◆ **EXERCISE AIM**
Print every one of the rows below again with no changes at all.

** Start of THE DATA **

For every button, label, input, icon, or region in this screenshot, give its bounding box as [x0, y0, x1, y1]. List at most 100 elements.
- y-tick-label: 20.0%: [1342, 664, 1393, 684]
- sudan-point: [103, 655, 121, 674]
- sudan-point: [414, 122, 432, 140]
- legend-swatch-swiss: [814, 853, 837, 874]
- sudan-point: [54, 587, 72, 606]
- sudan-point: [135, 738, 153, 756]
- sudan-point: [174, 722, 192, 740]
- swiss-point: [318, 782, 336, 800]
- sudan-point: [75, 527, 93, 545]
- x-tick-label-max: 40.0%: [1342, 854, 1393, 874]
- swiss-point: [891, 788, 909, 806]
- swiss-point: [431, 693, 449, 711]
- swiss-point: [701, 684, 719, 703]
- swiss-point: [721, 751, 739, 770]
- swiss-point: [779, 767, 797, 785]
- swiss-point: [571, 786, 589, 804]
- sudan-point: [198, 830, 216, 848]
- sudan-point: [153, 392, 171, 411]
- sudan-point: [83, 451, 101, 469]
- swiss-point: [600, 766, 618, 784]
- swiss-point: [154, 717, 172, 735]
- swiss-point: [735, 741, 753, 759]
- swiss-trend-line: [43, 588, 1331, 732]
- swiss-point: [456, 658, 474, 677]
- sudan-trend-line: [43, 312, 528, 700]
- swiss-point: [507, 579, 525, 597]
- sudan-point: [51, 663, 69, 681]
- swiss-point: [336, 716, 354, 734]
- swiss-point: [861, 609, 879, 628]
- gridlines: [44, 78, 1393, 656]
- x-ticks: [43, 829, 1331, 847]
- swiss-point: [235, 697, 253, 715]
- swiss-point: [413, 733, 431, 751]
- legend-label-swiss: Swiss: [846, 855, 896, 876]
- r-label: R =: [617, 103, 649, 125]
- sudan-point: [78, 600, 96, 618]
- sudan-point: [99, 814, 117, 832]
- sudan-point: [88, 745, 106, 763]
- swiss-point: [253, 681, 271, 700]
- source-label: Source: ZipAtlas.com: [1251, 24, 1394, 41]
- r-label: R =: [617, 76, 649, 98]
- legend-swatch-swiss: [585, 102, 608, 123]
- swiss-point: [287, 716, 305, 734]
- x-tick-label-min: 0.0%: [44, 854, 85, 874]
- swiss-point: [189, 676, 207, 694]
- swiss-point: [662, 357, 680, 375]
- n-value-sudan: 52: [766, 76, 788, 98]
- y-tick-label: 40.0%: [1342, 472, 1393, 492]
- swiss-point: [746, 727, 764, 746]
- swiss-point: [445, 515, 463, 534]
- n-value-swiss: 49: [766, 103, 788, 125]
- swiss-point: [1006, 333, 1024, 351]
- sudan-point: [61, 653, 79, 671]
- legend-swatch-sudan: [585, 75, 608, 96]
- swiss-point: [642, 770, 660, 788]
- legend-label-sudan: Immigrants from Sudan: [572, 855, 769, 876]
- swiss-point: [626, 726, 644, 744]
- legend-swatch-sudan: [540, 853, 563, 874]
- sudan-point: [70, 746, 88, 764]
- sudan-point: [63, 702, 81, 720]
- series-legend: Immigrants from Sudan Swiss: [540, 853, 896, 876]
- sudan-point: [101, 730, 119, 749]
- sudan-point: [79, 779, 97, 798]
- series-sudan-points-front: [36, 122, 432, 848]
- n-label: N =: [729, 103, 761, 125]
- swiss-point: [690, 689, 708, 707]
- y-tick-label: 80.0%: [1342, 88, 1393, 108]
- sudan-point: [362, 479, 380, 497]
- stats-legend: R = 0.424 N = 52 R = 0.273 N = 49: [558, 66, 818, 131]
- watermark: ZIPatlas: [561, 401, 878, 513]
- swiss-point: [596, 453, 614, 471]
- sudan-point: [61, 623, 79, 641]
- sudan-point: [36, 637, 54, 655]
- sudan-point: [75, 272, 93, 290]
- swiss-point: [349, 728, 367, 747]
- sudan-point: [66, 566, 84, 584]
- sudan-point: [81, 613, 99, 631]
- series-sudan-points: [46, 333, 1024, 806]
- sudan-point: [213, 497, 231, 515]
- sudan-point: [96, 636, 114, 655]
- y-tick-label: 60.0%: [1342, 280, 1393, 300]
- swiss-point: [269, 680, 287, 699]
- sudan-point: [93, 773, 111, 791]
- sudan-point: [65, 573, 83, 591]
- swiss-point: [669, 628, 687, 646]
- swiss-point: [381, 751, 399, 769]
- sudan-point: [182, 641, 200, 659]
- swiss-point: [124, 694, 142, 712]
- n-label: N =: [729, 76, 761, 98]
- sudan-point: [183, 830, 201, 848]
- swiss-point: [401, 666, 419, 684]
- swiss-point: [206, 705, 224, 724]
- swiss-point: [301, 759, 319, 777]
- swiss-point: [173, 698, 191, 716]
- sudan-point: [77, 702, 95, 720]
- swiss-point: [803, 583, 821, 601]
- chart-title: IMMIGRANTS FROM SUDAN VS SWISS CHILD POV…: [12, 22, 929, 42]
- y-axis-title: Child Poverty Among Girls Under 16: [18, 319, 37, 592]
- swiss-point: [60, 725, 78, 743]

** End of THE DATA **

◆ **COMPLETE RESPONSE**
For every button, label, input, icon, or region in this screenshot, give its bounding box as [x0, y0, x1, y1]. List at most 100 elements.
- y-tick-label: 20.0%: [1342, 664, 1393, 684]
- sudan-point: [103, 655, 121, 674]
- sudan-point: [414, 122, 432, 140]
- legend-swatch-swiss: [814, 853, 837, 874]
- sudan-point: [54, 587, 72, 606]
- sudan-point: [135, 738, 153, 756]
- sudan-point: [174, 722, 192, 740]
- swiss-point: [318, 782, 336, 800]
- sudan-point: [75, 527, 93, 545]
- x-tick-label-max: 40.0%: [1342, 854, 1393, 874]
- swiss-point: [891, 788, 909, 806]
- swiss-point: [431, 693, 449, 711]
- swiss-point: [701, 684, 719, 703]
- swiss-point: [721, 751, 739, 770]
- swiss-point: [779, 767, 797, 785]
- swiss-point: [571, 786, 589, 804]
- sudan-point: [198, 830, 216, 848]
- sudan-point: [153, 392, 171, 411]
- sudan-point: [83, 451, 101, 469]
- swiss-point: [600, 766, 618, 784]
- swiss-point: [154, 717, 172, 735]
- swiss-point: [735, 741, 753, 759]
- swiss-trend-line: [43, 588, 1331, 732]
- swiss-point: [456, 658, 474, 677]
- sudan-trend-line: [43, 312, 528, 700]
- swiss-point: [507, 579, 525, 597]
- sudan-point: [51, 663, 69, 681]
- swiss-point: [336, 716, 354, 734]
- swiss-point: [861, 609, 879, 628]
- gridlines: [44, 78, 1393, 656]
- x-ticks: [43, 829, 1331, 847]
- swiss-point: [235, 697, 253, 715]
- swiss-point: [413, 733, 431, 751]
- legend-label-swiss: Swiss: [846, 855, 896, 876]
- r-label: R =: [617, 103, 649, 125]
- sudan-point: [78, 600, 96, 618]
- sudan-point: [99, 814, 117, 832]
- sudan-point: [88, 745, 106, 763]
- swiss-point: [253, 681, 271, 700]
- source-label: Source: ZipAtlas.com: [1251, 24, 1394, 41]
- r-label: R =: [617, 76, 649, 98]
- legend-swatch-swiss: [585, 102, 608, 123]
- swiss-point: [287, 716, 305, 734]
- x-tick-label-min: 0.0%: [44, 854, 85, 874]
- swiss-point: [189, 676, 207, 694]
- swiss-point: [662, 357, 680, 375]
- n-value-sudan: 52: [766, 76, 788, 98]
- y-tick-label: 40.0%: [1342, 472, 1393, 492]
- swiss-point: [746, 727, 764, 746]
- swiss-point: [445, 515, 463, 534]
- n-value-swiss: 49: [766, 103, 788, 125]
- swiss-point: [1006, 333, 1024, 351]
- sudan-point: [61, 653, 79, 671]
- legend-swatch-sudan: [585, 75, 608, 96]
- swiss-point: [642, 770, 660, 788]
- legend-label-sudan: Immigrants from Sudan: [572, 855, 769, 876]
- swiss-point: [626, 726, 644, 744]
- legend-swatch-sudan: [540, 853, 563, 874]
- sudan-point: [70, 746, 88, 764]
- sudan-point: [63, 702, 81, 720]
- series-legend: Immigrants from Sudan Swiss: [540, 853, 896, 876]
- sudan-point: [101, 730, 119, 749]
- sudan-point: [79, 779, 97, 798]
- series-sudan-points-front: [36, 122, 432, 848]
- n-label: N =: [729, 103, 761, 125]
- swiss-point: [690, 689, 708, 707]
- y-tick-label: 80.0%: [1342, 88, 1393, 108]
- sudan-point: [362, 479, 380, 497]
- stats-legend: R = 0.424 N = 52 R = 0.273 N = 49: [558, 66, 818, 131]
- watermark: ZIPatlas: [561, 401, 878, 513]
- swiss-point: [596, 453, 614, 471]
- sudan-point: [61, 623, 79, 641]
- sudan-point: [36, 637, 54, 655]
- sudan-point: [75, 272, 93, 290]
- swiss-point: [349, 728, 367, 747]
- sudan-point: [66, 566, 84, 584]
- sudan-point: [81, 613, 99, 631]
- series-sudan-points: [46, 333, 1024, 806]
- sudan-point: [213, 497, 231, 515]
- sudan-point: [96, 636, 114, 655]
- y-tick-label: 60.0%: [1342, 280, 1393, 300]
- swiss-point: [269, 680, 287, 699]
- sudan-point: [93, 773, 111, 791]
- sudan-point: [65, 573, 83, 591]
- swiss-point: [669, 628, 687, 646]
- swiss-point: [381, 751, 399, 769]
- sudan-point: [182, 641, 200, 659]
- swiss-point: [124, 694, 142, 712]
- n-label: N =: [729, 76, 761, 98]
- sudan-point: [183, 830, 201, 848]
- swiss-point: [401, 666, 419, 684]
- swiss-point: [206, 705, 224, 724]
- swiss-point: [301, 759, 319, 777]
- swiss-point: [173, 698, 191, 716]
- sudan-point: [77, 702, 95, 720]
- swiss-point: [803, 583, 821, 601]
- chart-title: IMMIGRANTS FROM SUDAN VS SWISS CHILD POV…: [12, 22, 929, 42]
- y-axis-title: Child Poverty Among Girls Under 16: [18, 319, 37, 592]
- swiss-point: [60, 725, 78, 743]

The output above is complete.